-- Start Raw data --

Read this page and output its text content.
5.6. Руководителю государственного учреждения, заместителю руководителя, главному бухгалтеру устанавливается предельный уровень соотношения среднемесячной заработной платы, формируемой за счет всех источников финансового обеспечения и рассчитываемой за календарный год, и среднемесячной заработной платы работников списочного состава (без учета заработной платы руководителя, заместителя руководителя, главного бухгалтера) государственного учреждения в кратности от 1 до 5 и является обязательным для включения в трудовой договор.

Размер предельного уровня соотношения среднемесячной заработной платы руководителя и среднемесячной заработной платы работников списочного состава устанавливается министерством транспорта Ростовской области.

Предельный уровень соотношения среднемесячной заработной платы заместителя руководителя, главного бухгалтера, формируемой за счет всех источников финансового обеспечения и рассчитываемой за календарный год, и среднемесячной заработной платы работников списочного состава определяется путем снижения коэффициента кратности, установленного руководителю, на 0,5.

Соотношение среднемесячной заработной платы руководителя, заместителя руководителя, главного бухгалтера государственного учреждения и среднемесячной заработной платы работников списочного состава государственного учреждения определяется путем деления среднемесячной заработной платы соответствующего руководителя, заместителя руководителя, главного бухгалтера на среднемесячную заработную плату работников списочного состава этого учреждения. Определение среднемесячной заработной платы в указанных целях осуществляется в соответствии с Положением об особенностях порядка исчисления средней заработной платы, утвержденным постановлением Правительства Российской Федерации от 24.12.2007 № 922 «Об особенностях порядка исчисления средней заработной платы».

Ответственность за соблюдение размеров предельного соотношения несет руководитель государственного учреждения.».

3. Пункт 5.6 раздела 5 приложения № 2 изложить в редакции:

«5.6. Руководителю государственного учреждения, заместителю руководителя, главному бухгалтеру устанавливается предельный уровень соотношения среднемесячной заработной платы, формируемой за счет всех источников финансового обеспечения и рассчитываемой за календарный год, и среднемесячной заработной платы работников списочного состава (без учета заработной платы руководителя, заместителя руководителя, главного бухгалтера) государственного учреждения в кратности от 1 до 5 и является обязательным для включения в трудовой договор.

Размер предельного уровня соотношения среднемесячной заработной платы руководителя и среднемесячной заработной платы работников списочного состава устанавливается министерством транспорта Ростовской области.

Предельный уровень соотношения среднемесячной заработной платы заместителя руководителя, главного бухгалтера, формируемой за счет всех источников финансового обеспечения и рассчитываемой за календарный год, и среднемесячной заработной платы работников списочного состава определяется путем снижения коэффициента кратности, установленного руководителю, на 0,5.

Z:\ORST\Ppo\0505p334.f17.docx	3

-- End Raw data --

■ **What is asked**: Repeat the data above, word for word.

■ **Response below**:
Read this page and output its text content.
5.6. Руководителю государственного учреждения, заместителю руководителя, главному бухгалтеру устанавливается предельный уровень соотношения среднемесячной заработной платы, формируемой за счет всех источников финансового обеспечения и рассчитываемой за календарный год, и среднемесячной заработной платы работников списочного состава (без учета заработной платы руководителя, заместителя руководителя, главного бухгалтера) государственного учреждения в кратности от 1 до 5 и является обязательным для включения в трудовой договор.

Размер предельного уровня соотношения среднемесячной заработной платы руководителя и среднемесячной заработной платы работников списочного состава устанавливается министерством транспорта Ростовской области.

Предельный уровень соотношения среднемесячной заработной платы заместителя руководителя, главного бухгалтера, формируемой за счет всех источников финансового обеспечения и рассчитываемой за календарный год, и среднемесячной заработной платы работников списочного состава определяется путем снижения коэффициента кратности, установленного руководителю, на 0,5.

Соотношение среднемесячной заработной платы руководителя, заместителя руководителя, главного бухгалтера государственного учреждения и среднемесячной заработной платы работников списочного состава государственного учреждения определяется путем деления среднемесячной заработной платы соответствующего руководителя, заместителя руководителя, главного бухгалтера на среднемесячную заработную плату работников списочного состава этого учреждения. Определение среднемесячной заработной платы в указанных целях осуществляется в соответствии с Положением об особенностях порядка исчисления средней заработной платы, утвержденным постановлением Правительства Российской Федерации от 24.12.2007 № 922 «Об особенностях порядка исчисления средней заработной платы».

Ответственность за соблюдение размеров предельного соотношения несет руководитель государственного учреждения.».

3. Пункт 5.6 раздела 5 приложения № 2 изложить в редакции:

«5.6. Руководителю государственного учреждения, заместителю руководителя, главному бухгалтеру устанавливается предельный уровень соотношения среднемесячной заработной платы, формируемой за счет всех источников финансового обеспечения и рассчитываемой за календарный год, и среднемесячной заработной платы работников списочного состава (без учета заработной платы руководителя, заместителя руководителя, главного бухгалтера) государственного учреждения в кратности от 1 до 5 и является обязательным для включения в трудовой договор.

Размер предельного уровня соотношения среднемесячной заработной платы руководителя и среднемесячной заработной платы работников списочного состава устанавливается министерством транспорта Ростовской области.

Предельный уровень соотношения среднемесячной заработной платы заместителя руководителя, главного бухгалтера, формируемой за счет всех источников финансового обеспечения и рассчитываемой за календарный год, и среднемесячной заработной платы работников списочного состава определяется путем снижения коэффициента кратности, установленного руководителю, на 0,5.

Z:\ORST\Ppo\0505p334.f17.docx	3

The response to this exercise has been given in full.